-- Start of RECORDS SHOWN --
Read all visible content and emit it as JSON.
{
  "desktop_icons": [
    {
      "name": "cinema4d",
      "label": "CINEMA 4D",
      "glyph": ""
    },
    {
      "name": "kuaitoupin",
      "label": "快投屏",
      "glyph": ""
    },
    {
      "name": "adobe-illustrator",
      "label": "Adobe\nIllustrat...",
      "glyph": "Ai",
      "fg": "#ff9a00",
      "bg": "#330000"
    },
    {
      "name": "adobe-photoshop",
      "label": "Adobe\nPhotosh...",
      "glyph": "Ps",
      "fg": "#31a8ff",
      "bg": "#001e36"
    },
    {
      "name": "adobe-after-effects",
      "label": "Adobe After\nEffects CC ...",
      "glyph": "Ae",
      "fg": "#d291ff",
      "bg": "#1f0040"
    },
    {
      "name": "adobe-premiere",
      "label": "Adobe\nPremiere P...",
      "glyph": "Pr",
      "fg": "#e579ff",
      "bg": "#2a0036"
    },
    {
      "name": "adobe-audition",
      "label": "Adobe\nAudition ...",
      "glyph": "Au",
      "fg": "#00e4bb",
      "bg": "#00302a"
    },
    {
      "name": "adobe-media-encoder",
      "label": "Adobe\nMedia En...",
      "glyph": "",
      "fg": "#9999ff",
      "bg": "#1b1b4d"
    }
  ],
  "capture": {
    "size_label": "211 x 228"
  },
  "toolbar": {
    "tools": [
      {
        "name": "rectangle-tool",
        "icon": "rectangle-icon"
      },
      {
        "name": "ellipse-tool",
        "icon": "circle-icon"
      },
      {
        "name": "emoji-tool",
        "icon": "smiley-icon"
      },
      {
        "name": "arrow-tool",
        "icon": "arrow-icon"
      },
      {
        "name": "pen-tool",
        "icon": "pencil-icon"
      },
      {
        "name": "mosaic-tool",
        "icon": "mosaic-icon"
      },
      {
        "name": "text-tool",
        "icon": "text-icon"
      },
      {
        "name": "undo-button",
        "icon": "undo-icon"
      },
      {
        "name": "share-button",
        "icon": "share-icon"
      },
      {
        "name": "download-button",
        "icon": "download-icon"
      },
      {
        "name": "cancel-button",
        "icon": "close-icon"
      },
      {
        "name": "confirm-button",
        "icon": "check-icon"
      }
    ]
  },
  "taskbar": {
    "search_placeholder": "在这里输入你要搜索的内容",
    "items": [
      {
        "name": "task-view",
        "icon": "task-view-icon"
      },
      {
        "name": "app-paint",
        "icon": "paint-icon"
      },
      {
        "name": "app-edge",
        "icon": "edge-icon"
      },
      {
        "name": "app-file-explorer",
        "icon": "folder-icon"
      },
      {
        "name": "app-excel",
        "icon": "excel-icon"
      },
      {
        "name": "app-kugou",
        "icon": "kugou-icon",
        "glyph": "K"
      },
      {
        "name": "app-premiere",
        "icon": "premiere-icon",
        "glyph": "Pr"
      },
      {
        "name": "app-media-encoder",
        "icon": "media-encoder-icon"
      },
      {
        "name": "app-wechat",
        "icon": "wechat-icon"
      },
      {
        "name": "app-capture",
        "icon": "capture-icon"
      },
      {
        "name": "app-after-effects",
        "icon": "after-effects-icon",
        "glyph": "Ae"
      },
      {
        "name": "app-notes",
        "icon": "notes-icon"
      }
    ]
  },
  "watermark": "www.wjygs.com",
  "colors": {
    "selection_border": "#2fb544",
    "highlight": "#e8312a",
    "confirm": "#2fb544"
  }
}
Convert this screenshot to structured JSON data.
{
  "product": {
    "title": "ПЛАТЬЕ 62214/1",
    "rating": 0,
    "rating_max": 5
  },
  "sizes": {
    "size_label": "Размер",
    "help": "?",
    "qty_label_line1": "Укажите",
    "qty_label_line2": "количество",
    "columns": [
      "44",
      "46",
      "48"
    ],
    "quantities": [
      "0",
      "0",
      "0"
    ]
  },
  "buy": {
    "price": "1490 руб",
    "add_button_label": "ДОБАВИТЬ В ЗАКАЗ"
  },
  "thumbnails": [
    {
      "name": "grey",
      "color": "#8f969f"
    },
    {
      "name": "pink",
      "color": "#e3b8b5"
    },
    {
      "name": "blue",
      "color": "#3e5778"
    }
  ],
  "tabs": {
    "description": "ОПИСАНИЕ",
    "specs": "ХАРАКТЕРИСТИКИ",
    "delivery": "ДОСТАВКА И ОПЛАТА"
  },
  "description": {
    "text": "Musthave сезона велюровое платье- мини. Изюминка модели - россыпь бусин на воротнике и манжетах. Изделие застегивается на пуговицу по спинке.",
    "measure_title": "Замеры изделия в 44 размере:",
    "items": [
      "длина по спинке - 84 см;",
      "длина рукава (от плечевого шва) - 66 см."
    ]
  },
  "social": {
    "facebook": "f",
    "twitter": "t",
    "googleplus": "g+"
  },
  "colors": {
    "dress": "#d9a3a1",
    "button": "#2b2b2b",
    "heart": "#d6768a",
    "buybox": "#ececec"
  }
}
-- End of RECORDS SHOWN --
-- Start of RECORDS SHOWN --
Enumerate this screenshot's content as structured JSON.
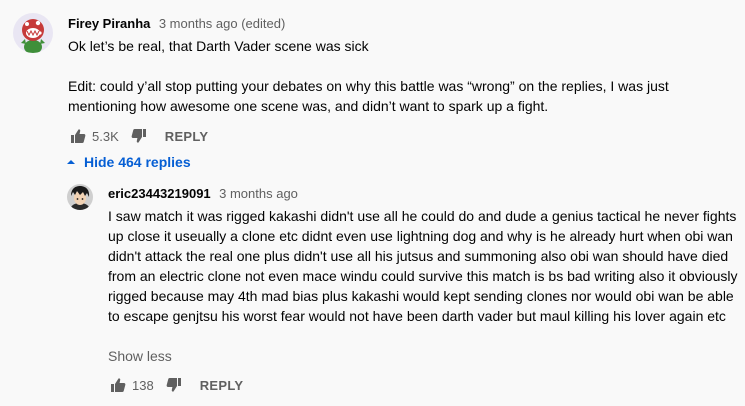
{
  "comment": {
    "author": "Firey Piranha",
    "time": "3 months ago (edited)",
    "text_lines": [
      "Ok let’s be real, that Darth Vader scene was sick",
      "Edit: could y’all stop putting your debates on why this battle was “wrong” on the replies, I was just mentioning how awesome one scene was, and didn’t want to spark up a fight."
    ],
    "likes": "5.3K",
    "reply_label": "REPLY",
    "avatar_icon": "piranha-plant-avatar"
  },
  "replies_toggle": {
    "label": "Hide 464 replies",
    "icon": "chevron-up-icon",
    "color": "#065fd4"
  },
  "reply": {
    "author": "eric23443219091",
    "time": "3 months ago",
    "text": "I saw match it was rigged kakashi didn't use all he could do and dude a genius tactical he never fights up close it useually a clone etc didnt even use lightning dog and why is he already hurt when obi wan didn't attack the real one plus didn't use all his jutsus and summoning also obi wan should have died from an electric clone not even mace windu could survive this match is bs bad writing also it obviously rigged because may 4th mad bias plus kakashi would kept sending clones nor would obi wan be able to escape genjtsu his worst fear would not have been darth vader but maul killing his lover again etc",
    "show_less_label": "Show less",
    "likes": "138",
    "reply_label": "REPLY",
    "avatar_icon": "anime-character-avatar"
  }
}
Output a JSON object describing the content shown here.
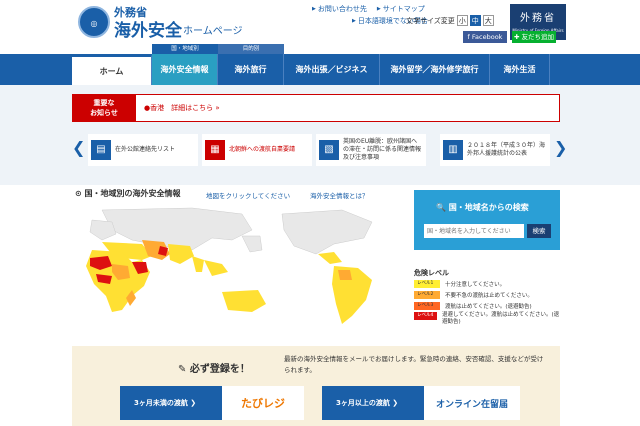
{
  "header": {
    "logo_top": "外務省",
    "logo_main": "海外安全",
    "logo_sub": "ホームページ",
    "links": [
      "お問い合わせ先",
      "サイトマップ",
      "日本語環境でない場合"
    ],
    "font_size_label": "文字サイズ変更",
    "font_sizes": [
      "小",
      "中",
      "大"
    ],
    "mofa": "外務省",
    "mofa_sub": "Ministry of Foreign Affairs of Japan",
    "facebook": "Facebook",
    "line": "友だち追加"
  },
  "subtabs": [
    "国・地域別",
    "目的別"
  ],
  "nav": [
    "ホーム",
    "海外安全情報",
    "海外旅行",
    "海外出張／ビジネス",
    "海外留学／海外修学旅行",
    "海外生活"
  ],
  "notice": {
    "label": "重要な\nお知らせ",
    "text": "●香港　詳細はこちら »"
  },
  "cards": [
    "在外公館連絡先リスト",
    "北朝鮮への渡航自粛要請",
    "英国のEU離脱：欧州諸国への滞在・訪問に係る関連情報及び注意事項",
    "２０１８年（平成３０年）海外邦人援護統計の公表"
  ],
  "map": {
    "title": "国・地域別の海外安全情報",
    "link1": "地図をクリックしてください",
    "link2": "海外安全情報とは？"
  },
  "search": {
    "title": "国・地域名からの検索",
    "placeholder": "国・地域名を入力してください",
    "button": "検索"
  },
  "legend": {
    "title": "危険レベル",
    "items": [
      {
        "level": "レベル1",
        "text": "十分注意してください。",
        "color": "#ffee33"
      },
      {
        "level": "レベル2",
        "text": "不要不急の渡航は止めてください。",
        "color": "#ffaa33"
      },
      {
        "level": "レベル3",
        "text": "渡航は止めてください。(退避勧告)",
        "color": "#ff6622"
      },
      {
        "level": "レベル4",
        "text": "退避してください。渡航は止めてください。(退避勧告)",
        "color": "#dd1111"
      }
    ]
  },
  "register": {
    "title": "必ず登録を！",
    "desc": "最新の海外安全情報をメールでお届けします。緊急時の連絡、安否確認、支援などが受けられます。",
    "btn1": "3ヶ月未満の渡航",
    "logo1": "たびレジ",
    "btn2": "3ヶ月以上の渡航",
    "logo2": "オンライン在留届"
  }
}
-- End of RECORDS SHOWN --
-- Start of RECORDS SHOWN --
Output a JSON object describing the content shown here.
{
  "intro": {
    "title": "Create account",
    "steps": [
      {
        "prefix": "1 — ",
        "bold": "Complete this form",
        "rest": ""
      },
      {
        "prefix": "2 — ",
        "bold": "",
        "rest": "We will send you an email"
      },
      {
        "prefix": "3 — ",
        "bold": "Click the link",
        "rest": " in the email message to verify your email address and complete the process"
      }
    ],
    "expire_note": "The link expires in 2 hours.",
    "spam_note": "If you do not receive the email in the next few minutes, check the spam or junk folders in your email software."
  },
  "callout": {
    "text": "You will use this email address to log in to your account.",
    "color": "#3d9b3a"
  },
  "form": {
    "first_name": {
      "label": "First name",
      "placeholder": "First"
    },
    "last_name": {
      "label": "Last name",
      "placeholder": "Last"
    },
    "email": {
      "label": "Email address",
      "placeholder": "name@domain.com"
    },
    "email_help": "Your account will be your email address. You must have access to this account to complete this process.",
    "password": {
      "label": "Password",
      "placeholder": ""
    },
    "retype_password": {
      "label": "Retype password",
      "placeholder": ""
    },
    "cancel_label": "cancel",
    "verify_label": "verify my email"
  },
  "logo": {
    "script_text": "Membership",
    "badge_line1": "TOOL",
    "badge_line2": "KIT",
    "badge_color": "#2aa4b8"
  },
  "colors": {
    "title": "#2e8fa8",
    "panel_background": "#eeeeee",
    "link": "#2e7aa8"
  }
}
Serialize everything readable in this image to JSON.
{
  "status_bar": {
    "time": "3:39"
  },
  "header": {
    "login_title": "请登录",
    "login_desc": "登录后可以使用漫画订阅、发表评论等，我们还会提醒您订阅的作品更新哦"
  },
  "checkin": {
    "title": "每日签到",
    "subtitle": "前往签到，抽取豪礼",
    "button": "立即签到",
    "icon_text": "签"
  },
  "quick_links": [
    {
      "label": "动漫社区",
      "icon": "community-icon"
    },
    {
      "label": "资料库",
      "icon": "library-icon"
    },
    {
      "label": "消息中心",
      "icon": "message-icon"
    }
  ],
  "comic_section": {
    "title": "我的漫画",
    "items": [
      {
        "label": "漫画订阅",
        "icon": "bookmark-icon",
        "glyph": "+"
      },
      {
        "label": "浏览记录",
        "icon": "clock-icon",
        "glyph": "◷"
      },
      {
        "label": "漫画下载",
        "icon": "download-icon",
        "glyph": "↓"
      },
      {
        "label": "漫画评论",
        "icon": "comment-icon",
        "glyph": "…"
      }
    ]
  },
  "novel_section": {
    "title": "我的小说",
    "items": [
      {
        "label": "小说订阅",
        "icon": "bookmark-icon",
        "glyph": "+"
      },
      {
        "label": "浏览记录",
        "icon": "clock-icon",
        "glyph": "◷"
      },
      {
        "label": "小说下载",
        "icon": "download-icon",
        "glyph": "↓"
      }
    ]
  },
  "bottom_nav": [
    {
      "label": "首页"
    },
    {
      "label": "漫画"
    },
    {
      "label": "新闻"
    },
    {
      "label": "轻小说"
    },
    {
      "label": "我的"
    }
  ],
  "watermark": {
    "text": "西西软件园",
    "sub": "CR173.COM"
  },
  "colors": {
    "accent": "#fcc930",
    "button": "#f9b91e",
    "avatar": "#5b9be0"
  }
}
-- End of RECORDS SHOWN --
In the records above, find each line with the word "level" and copy it.

        "level": "レベル1",
        "level": "レベル2",
        "level": "レベル3",
        "level": "レベル4",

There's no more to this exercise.